The exercise:
Give every entry again, unchanged, and leave its images out.

## start

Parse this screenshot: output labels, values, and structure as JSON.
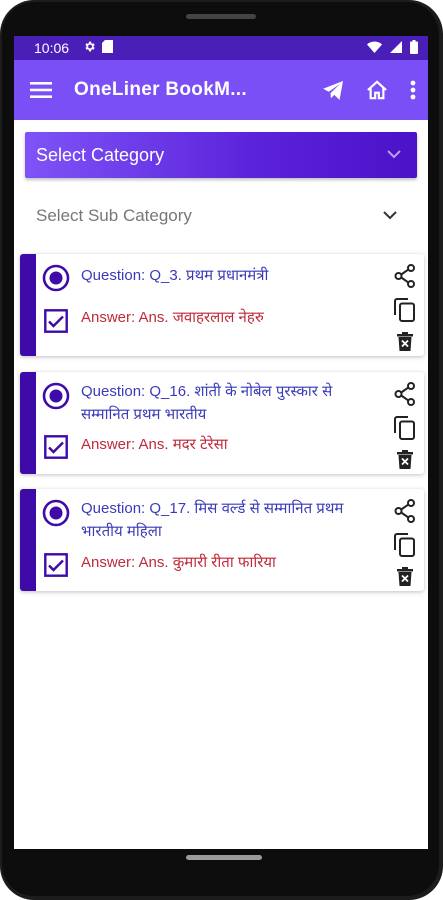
{
  "status": {
    "time": "10:06"
  },
  "appbar": {
    "title": "OneLiner BookM..."
  },
  "category": {
    "label": "Select Category"
  },
  "subcategory": {
    "label": "Select Sub Category"
  },
  "cards": [
    {
      "question": "Question: Q_3. प्रथम प्रधानमंत्री",
      "answer": "Answer: Ans. जवाहरलाल नेहरु"
    },
    {
      "question": "Question: Q_16. शांती के नोबेल पुरस्कार से सम्मानित प्रथम भारतीय",
      "answer": "Answer: Ans. मदर टेरेसा"
    },
    {
      "question": "Question: Q_17. मिस वर्ल्ड से सम्मानित प्रथम भारतीय महिला",
      "answer": "Answer: Ans. कुमारी रीता फारिया"
    }
  ],
  "colors": {
    "status_bar": "#4a1fb8",
    "app_bar": "#7a4ff5",
    "card_stripe": "#3e0aa8",
    "question_text": "#3b3bb8",
    "answer_text": "#c02a3a"
  },
  "icons": [
    "settings-icon",
    "sim-icon",
    "wifi-icon",
    "signal-icon",
    "battery-icon",
    "menu-icon",
    "send-icon",
    "home-icon",
    "more-vert-icon",
    "chevron-down-icon",
    "radio-selected-icon",
    "checkbox-checked-icon",
    "share-icon",
    "copy-icon",
    "delete-icon"
  ]
}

## end

Problem solution:
Parse this screenshot: output labels, values, and structure as JSON.
{
  "status": {
    "time": "10:06"
  },
  "appbar": {
    "title": "OneLiner BookM..."
  },
  "category": {
    "label": "Select Category"
  },
  "subcategory": {
    "label": "Select Sub Category"
  },
  "cards": [
    {
      "question": "Question: Q_3. प्रथम प्रधानमंत्री",
      "answer": "Answer: Ans. जवाहरलाल नेहरु"
    },
    {
      "question": "Question: Q_16. शांती के नोबेल पुरस्कार से सम्मानित प्रथम भारतीय",
      "answer": "Answer: Ans. मदर टेरेसा"
    },
    {
      "question": "Question: Q_17. मिस वर्ल्ड से सम्मानित प्रथम भारतीय महिला",
      "answer": "Answer: Ans. कुमारी रीता फारिया"
    }
  ],
  "colors": {
    "status_bar": "#4a1fb8",
    "app_bar": "#7a4ff5",
    "card_stripe": "#3e0aa8",
    "question_text": "#3b3bb8",
    "answer_text": "#c02a3a"
  },
  "icons": [
    "settings-icon",
    "sim-icon",
    "wifi-icon",
    "signal-icon",
    "battery-icon",
    "menu-icon",
    "send-icon",
    "home-icon",
    "more-vert-icon",
    "chevron-down-icon",
    "radio-selected-icon",
    "checkbox-checked-icon",
    "share-icon",
    "copy-icon",
    "delete-icon"
  ]
}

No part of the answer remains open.